> [Stored rows]

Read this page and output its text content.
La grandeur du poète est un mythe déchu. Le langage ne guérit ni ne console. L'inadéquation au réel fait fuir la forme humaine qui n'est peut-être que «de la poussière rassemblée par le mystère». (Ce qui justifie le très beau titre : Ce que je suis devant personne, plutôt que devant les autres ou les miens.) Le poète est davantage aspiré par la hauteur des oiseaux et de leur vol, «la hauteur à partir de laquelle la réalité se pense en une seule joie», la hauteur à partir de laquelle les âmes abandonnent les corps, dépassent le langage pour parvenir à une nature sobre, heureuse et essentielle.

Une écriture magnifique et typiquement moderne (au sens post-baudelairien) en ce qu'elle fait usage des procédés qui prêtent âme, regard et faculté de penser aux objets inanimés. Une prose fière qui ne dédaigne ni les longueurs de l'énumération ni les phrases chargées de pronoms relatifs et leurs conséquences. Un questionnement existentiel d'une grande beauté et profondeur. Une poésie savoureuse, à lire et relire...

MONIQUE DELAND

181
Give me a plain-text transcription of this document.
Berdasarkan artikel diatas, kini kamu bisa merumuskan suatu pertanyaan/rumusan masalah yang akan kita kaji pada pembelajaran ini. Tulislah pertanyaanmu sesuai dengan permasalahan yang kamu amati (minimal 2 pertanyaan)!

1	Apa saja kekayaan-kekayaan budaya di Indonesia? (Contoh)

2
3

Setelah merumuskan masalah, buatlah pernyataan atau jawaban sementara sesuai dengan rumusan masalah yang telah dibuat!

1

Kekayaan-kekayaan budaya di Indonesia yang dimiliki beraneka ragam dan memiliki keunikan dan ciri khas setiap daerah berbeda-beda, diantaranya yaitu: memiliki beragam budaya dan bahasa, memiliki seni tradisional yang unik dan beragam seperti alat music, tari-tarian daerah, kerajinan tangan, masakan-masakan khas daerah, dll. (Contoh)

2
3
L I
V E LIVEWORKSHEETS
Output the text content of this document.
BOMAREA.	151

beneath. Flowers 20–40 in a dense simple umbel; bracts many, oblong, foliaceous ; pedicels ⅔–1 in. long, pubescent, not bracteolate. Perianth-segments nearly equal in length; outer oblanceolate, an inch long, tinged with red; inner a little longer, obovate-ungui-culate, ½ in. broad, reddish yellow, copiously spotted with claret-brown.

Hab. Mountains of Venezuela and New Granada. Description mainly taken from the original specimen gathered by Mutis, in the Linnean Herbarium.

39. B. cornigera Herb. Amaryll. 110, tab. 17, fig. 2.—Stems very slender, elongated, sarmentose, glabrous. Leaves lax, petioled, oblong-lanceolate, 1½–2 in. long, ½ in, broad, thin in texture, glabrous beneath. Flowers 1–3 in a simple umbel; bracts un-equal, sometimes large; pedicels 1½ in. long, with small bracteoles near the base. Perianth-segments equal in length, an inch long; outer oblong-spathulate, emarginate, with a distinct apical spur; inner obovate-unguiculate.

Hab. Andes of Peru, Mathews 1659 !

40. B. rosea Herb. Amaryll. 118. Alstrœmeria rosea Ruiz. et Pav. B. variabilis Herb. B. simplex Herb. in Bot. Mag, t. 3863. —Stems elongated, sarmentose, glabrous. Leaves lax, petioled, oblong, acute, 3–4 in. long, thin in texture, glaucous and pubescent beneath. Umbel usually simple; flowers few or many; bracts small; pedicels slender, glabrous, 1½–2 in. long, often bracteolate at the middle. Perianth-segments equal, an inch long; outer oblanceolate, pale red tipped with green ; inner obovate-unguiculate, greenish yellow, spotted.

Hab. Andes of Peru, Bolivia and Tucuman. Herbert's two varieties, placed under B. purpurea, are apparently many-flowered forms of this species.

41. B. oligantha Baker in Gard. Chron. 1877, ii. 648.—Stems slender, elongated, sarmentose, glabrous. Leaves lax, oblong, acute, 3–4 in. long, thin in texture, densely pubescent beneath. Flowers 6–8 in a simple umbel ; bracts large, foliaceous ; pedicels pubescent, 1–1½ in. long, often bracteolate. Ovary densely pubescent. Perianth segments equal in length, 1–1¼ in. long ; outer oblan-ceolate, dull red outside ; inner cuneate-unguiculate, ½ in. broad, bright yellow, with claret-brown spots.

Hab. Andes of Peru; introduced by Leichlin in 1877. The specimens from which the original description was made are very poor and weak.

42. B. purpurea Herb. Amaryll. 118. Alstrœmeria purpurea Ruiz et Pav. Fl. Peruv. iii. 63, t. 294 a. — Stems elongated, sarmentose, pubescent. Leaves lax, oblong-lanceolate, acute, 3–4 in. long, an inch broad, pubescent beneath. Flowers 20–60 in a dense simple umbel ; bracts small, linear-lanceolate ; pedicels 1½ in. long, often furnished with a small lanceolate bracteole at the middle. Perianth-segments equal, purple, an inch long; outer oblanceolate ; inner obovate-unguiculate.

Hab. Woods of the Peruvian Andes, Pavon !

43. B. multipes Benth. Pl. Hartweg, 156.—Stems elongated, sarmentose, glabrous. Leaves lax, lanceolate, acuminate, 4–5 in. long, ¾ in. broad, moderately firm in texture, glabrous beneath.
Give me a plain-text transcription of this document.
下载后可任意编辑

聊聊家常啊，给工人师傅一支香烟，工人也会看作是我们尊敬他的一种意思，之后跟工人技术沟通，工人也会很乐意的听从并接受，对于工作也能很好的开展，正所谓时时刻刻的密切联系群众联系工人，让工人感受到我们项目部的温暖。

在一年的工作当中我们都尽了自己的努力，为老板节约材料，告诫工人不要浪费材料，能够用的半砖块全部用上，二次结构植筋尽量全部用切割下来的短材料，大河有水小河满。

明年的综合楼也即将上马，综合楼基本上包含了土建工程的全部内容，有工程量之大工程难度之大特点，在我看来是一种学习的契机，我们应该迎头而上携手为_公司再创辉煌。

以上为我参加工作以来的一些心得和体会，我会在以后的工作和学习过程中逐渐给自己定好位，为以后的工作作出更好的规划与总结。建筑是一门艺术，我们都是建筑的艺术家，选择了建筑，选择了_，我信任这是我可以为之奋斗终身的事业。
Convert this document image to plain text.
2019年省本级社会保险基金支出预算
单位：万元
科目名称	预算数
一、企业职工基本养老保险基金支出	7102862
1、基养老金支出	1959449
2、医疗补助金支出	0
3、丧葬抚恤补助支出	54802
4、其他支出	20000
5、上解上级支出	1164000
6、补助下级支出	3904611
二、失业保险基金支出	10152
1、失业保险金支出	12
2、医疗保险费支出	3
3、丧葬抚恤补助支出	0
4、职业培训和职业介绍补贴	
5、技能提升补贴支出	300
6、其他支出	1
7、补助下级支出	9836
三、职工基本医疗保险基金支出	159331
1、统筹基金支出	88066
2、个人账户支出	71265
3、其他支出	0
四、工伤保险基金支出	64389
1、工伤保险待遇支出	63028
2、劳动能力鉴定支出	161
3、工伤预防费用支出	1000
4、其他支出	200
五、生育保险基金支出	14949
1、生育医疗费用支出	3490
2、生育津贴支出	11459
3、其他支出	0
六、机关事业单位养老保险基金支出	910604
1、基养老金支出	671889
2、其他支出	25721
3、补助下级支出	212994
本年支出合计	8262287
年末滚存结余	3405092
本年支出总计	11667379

> [Problem description]
Set out the complete listing exactly as shown.

> [Full response]
Read this page and output its text content.
La grandeur du poète est un mythe déchu. Le langage ne guérit ni ne console. L'inadéquation au réel fait fuir la forme humaine qui n'est peut-être que «de la poussière rassemblée par le mystère». (Ce qui justifie le très beau titre : Ce que je suis devant personne, plutôt que devant les autres ou les miens.) Le poète est davantage aspiré par la hauteur des oiseaux et de leur vol, «la hauteur à partir de laquelle la réalité se pense en une seule joie», la hauteur à partir de laquelle les âmes abandonnent les corps, dépassent le langage pour parvenir à une nature sobre, heureuse et essentielle.

Une écriture magnifique et typiquement moderne (au sens post-baudelairien) en ce qu'elle fait usage des procédés qui prêtent âme, regard et faculté de penser aux objets inanimés. Une prose fière qui ne dédaigne ni les longueurs de l'énumération ni les phrases chargées de pronoms relatifs et leurs conséquences. Un questionnement existentiel d'une grande beauté et profondeur. Une poésie savoureuse, à lire et relire...

MONIQUE DELAND

181
Give me a plain-text transcription of this document.
Berdasarkan artikel diatas, kini kamu bisa merumuskan suatu pertanyaan/rumusan masalah yang akan kita kaji pada pembelajaran ini. Tulislah pertanyaanmu sesuai dengan permasalahan yang kamu amati (minimal 2 pertanyaan)!

1	Apa saja kekayaan-kekayaan budaya di Indonesia? (Contoh)

2
3

Setelah merumuskan masalah, buatlah pernyataan atau jawaban sementara sesuai dengan rumusan masalah yang telah dibuat!

1

Kekayaan-kekayaan budaya di Indonesia yang dimiliki beraneka ragam dan memiliki keunikan dan ciri khas setiap daerah berbeda-beda, diantaranya yaitu: memiliki beragam budaya dan bahasa, memiliki seni tradisional yang unik dan beragam seperti alat music, tari-tarian daerah, kerajinan tangan, masakan-masakan khas daerah, dll. (Contoh)

2
3
L I
V E LIVEWORKSHEETS
Output the text content of this document.
BOMAREA.	151

beneath. Flowers 20–40 in a dense simple umbel; bracts many, oblong, foliaceous ; pedicels ⅔–1 in. long, pubescent, not bracteolate. Perianth-segments nearly equal in length; outer oblanceolate, an inch long, tinged with red; inner a little longer, obovate-ungui-culate, ½ in. broad, reddish yellow, copiously spotted with claret-brown.

Hab. Mountains of Venezuela and New Granada. Description mainly taken from the original specimen gathered by Mutis, in the Linnean Herbarium.

39. B. cornigera Herb. Amaryll. 110, tab. 17, fig. 2.—Stems very slender, elongated, sarmentose, glabrous. Leaves lax, petioled, oblong-lanceolate, 1½–2 in. long, ½ in, broad, thin in texture, glabrous beneath. Flowers 1–3 in a simple umbel; bracts un-equal, sometimes large; pedicels 1½ in. long, with small bracteoles near the base. Perianth-segments equal in length, an inch long; outer oblong-spathulate, emarginate, with a distinct apical spur; inner obovate-unguiculate.

Hab. Andes of Peru, Mathews 1659 !

40. B. rosea Herb. Amaryll. 118. Alstrœmeria rosea Ruiz. et Pav. B. variabilis Herb. B. simplex Herb. in Bot. Mag, t. 3863. —Stems elongated, sarmentose, glabrous. Leaves lax, petioled, oblong, acute, 3–4 in. long, thin in texture, glaucous and pubescent beneath. Umbel usually simple; flowers few or many; bracts small; pedicels slender, glabrous, 1½–2 in. long, often bracteolate at the middle. Perianth-segments equal, an inch long; outer oblanceolate, pale red tipped with green ; inner obovate-unguiculate, greenish yellow, spotted.

Hab. Andes of Peru, Bolivia and Tucuman. Herbert's two varieties, placed under B. purpurea, are apparently many-flowered forms of this species.

41. B. oligantha Baker in Gard. Chron. 1877, ii. 648.—Stems slender, elongated, sarmentose, glabrous. Leaves lax, oblong, acute, 3–4 in. long, thin in texture, densely pubescent beneath. Flowers 6–8 in a simple umbel ; bracts large, foliaceous ; pedicels pubescent, 1–1½ in. long, often bracteolate. Ovary densely pubescent. Perianth segments equal in length, 1–1¼ in. long ; outer oblan-ceolate, dull red outside ; inner cuneate-unguiculate, ½ in. broad, bright yellow, with claret-brown spots.

Hab. Andes of Peru; introduced by Leichlin in 1877. The specimens from which the original description was made are very poor and weak.

42. B. purpurea Herb. Amaryll. 118. Alstrœmeria purpurea Ruiz et Pav. Fl. Peruv. iii. 63, t. 294 a. — Stems elongated, sarmentose, pubescent. Leaves lax, oblong-lanceolate, acute, 3–4 in. long, an inch broad, pubescent beneath. Flowers 20–60 in a dense simple umbel ; bracts small, linear-lanceolate ; pedicels 1½ in. long, often furnished with a small lanceolate bracteole at the middle. Perianth-segments equal, purple, an inch long; outer oblanceolate ; inner obovate-unguiculate.

Hab. Woods of the Peruvian Andes, Pavon !

43. B. multipes Benth. Pl. Hartweg, 156.—Stems elongated, sarmentose, glabrous. Leaves lax, lanceolate, acuminate, 4–5 in. long, ¾ in. broad, moderately firm in texture, glabrous beneath.
Give me a plain-text transcription of this document.
下载后可任意编辑

聊聊家常啊，给工人师傅一支香烟，工人也会看作是我们尊敬他的一种意思，之后跟工人技术沟通，工人也会很乐意的听从并接受，对于工作也能很好的开展，正所谓时时刻刻的密切联系群众联系工人，让工人感受到我们项目部的温暖。

在一年的工作当中我们都尽了自己的努力，为老板节约材料，告诫工人不要浪费材料，能够用的半砖块全部用上，二次结构植筋尽量全部用切割下来的短材料，大河有水小河满。

明年的综合楼也即将上马，综合楼基本上包含了土建工程的全部内容，有工程量之大工程难度之大特点，在我看来是一种学习的契机，我们应该迎头而上携手为_公司再创辉煌。

以上为我参加工作以来的一些心得和体会，我会在以后的工作和学习过程中逐渐给自己定好位，为以后的工作作出更好的规划与总结。建筑是一门艺术，我们都是建筑的艺术家，选择了建筑，选择了_，我信任这是我可以为之奋斗终身的事业。
Convert this document image to plain text.
2019年省本级社会保险基金支出预算
单位：万元
科目名称	预算数
一、企业职工基本养老保险基金支出	7102862
1、基养老金支出	1959449
2、医疗补助金支出	0
3、丧葬抚恤补助支出	54802
4、其他支出	20000
5、上解上级支出	1164000
6、补助下级支出	3904611
二、失业保险基金支出	10152
1、失业保险金支出	12
2、医疗保险费支出	3
3、丧葬抚恤补助支出	0
4、职业培训和职业介绍补贴	
5、技能提升补贴支出	300
6、其他支出	1
7、补助下级支出	9836
三、职工基本医疗保险基金支出	159331
1、统筹基金支出	88066
2、个人账户支出	71265
3、其他支出	0
四、工伤保险基金支出	64389
1、工伤保险待遇支出	63028
2、劳动能力鉴定支出	161
3、工伤预防费用支出	1000
4、其他支出	200
五、生育保险基金支出	14949
1、生育医疗费用支出	3490
2、生育津贴支出	11459
3、其他支出	0
六、机关事业单位养老保险基金支出	910604
1、基养老金支出	671889
2、其他支出	25721
3、补助下级支出	212994
本年支出合计	8262287
年末滚存结余	3405092
本年支出总计	11667379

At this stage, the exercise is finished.